— begin Extracted data —
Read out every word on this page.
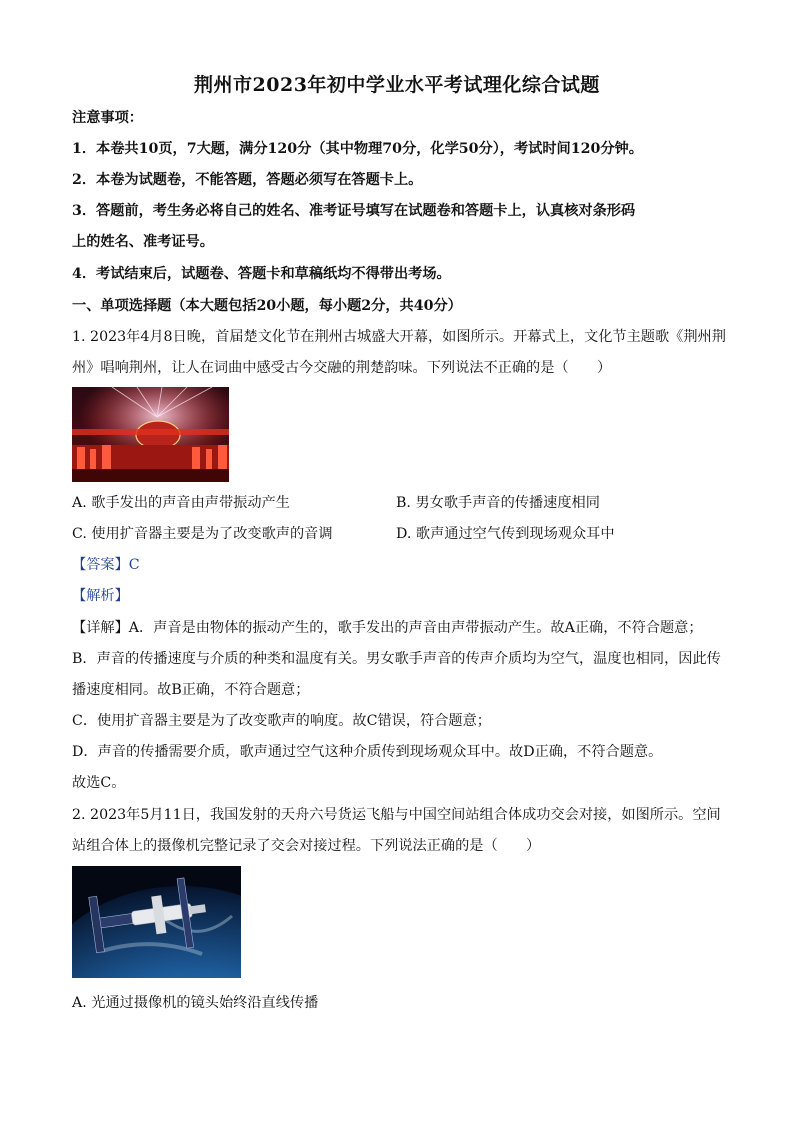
荆州市2023年初中学业水平考试理化综合试题
注意事项：
1．本卷共10页，7大题，满分120分（其中物理70分，化学50分），考试时间120分钟。
2．本卷为试题卷，不能答题，答题必须写在答题卡上。
3．答题前，考生务必将自己的姓名、准考证号填写在试题卷和答题卡上，认真核对条形码
上的姓名、准考证号。
4．考试结束后，试题卷、答题卡和草稿纸均不得带出考场。
一、单项选择题（本大题包括20小题，每小题2分，共40分）
1. 2023年4月8日晚，首届楚文化节在荆州古城盛大开幕，如图所示。开幕式上，文化节主题歌《荆州荆
州》唱响荆州，让人在词曲中感受古今交融的荆楚韵味。下列说法不正确的是（　　）
A. 歌手发出的声音由声带振动产生	B. 男女歌手声音的传播速度相同
C. 使用扩音器主要是为了改变歌声的音调	D. 歌声通过空气传到现场观众耳中
【答案】C
【解析】
【详解】A．声音是由物体的振动产生的，歌手发出的声音由声带振动产生。故A正确，不符合题意；
B．声音的传播速度与介质的种类和温度有关。男女歌手声音的传声介质均为空气，温度也相同，因此传
播速度相同。故B正确，不符合题意；
C．使用扩音器主要是为了改变歌声的响度。故C错误，符合题意；
D．声音的传播需要介质，歌声通过空气这种介质传到现场观众耳中。故D正确，不符合题意。
故选C。
2. 2023年5月11日，我国发射的天舟六号货运飞船与中国空间站组合体成功交会对接，如图所示。空间
站组合体上的摄像机完整记录了交会对接过程。下列说法正确的是（　　）
A. 光通过摄像机的镜头始终沿直线传播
— end Extracted data —
Task requirements
Leave the images out and output the remaining material exactly as it stands.

Solved problem
Read out every word on this page.
荆州市2023年初中学业水平考试理化综合试题
注意事项：
1．本卷共10页，7大题，满分120分（其中物理70分，化学50分），考试时间120分钟。
2．本卷为试题卷，不能答题，答题必须写在答题卡上。
3．答题前，考生务必将自己的姓名、准考证号填写在试题卷和答题卡上，认真核对条形码
上的姓名、准考证号。
4．考试结束后，试题卷、答题卡和草稿纸均不得带出考场。
一、单项选择题（本大题包括20小题，每小题2分，共40分）
1. 2023年4月8日晚，首届楚文化节在荆州古城盛大开幕，如图所示。开幕式上，文化节主题歌《荆州荆
州》唱响荆州，让人在词曲中感受古今交融的荆楚韵味。下列说法不正确的是（　　）
A. 歌手发出的声音由声带振动产生	B. 男女歌手声音的传播速度相同
C. 使用扩音器主要是为了改变歌声的音调	D. 歌声通过空气传到现场观众耳中
【答案】C
【解析】
【详解】A．声音是由物体的振动产生的，歌手发出的声音由声带振动产生。故A正确，不符合题意；
B．声音的传播速度与介质的种类和温度有关。男女歌手声音的传声介质均为空气，温度也相同，因此传
播速度相同。故B正确，不符合题意；
C．使用扩音器主要是为了改变歌声的响度。故C错误，符合题意；
D．声音的传播需要介质，歌声通过空气这种介质传到现场观众耳中。故D正确，不符合题意。
故选C。
2. 2023年5月11日，我国发射的天舟六号货运飞船与中国空间站组合体成功交会对接，如图所示。空间
站组合体上的摄像机完整记录了交会对接过程。下列说法正确的是（　　）
A. 光通过摄像机的镜头始终沿直线传播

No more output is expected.